PROBLEM:
Write out the records beneath this line exactly as they appear, minus any images.

WORKING DATA:
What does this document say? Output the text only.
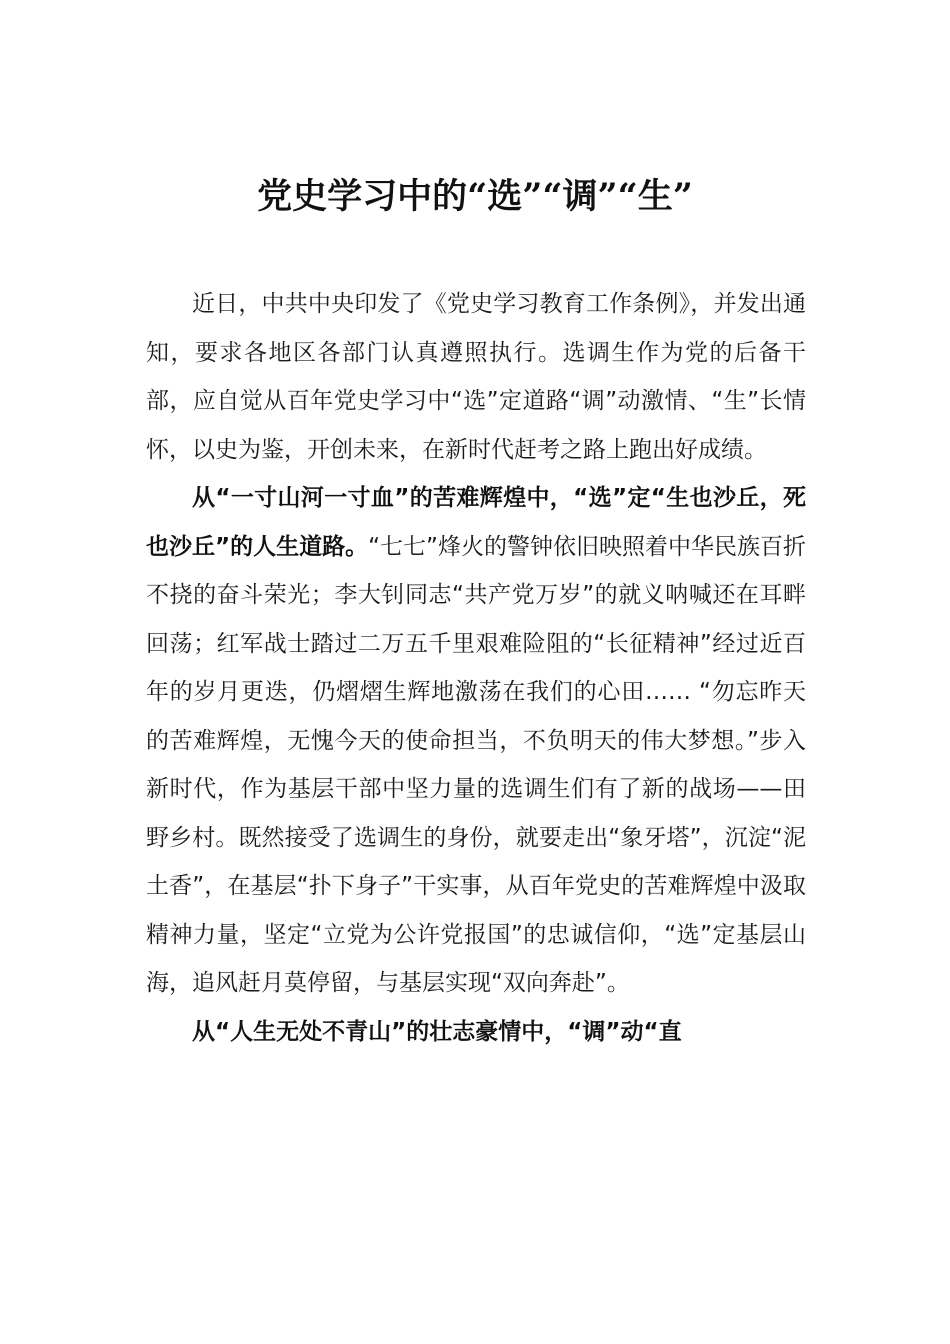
党史学习中的“选”“调”“生”

近日，中共中央印发了《党史学习教育工作条例》，并发出通知，要求各地区各部门认真遵照执行。选调生作为党的后备干部，应自觉从百年党史学习中“选”定道路“调”动激情、“生”长情怀，以史为鉴，开创未来，在新时代赶考之路上跑出好成绩。

从“一寸山河一寸血”的苦难辉煌中，“选”定“生也沙丘，死也沙丘”的人生道路。“七七”烽火的警钟依旧映照着中华民族百折不挠的奋斗荣光；李大钊同志“共产党万岁”的就义呐喊还在耳畔回荡；红军战士踏过二万五千里艰难险阻的“长征精神”经过近百年的岁月更迭，仍熠熠生辉地激荡在我们的心田…… “勿忘昨天的苦难辉煌，无愧今天的使命担当，不负明天的伟大梦想。”步入新时代，作为基层干部中坚力量的选调生们有了新的战场——田野乡村。既然接受了选调生的身份，就要走出“象牙塔”，沉淀“泥土香”，在基层“扑下身子”干实事，从百年党史的苦难辉煌中汲取精神力量，坚定“立党为公许党报国”的忠诚信仰，“选”定基层山海，追风赶月莫停留，与基层实现“双向奔赴”。

从“人生无处不青山”的壮志豪情中，“调”动“直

RESULT OF THE EXERCISE:
What does this document say? Output the text only.
党史学习中的“选”“调”“生”

近日，中共中央印发了《党史学习教育工作条例》，并发出通知，要求各地区各部门认真遵照执行。选调生作为党的后备干部，应自觉从百年党史学习中“选”定道路“调”动激情、“生”长情怀，以史为鉴，开创未来，在新时代赶考之路上跑出好成绩。

从“一寸山河一寸血”的苦难辉煌中，“选”定“生也沙丘，死也沙丘”的人生道路。“七七”烽火的警钟依旧映照着中华民族百折不挠的奋斗荣光；李大钊同志“共产党万岁”的就义呐喊还在耳畔回荡；红军战士踏过二万五千里艰难险阻的“长征精神”经过近百年的岁月更迭，仍熠熠生辉地激荡在我们的心田…… “勿忘昨天的苦难辉煌，无愧今天的使命担当，不负明天的伟大梦想。”步入新时代，作为基层干部中坚力量的选调生们有了新的战场——田野乡村。既然接受了选调生的身份，就要走出“象牙塔”，沉淀“泥土香”，在基层“扑下身子”干实事，从百年党史的苦难辉煌中汲取精神力量，坚定“立党为公许党报国”的忠诚信仰，“选”定基层山海，追风赶月莫停留，与基层实现“双向奔赴”。

从“人生无处不青山”的壮志豪情中，“调”动“直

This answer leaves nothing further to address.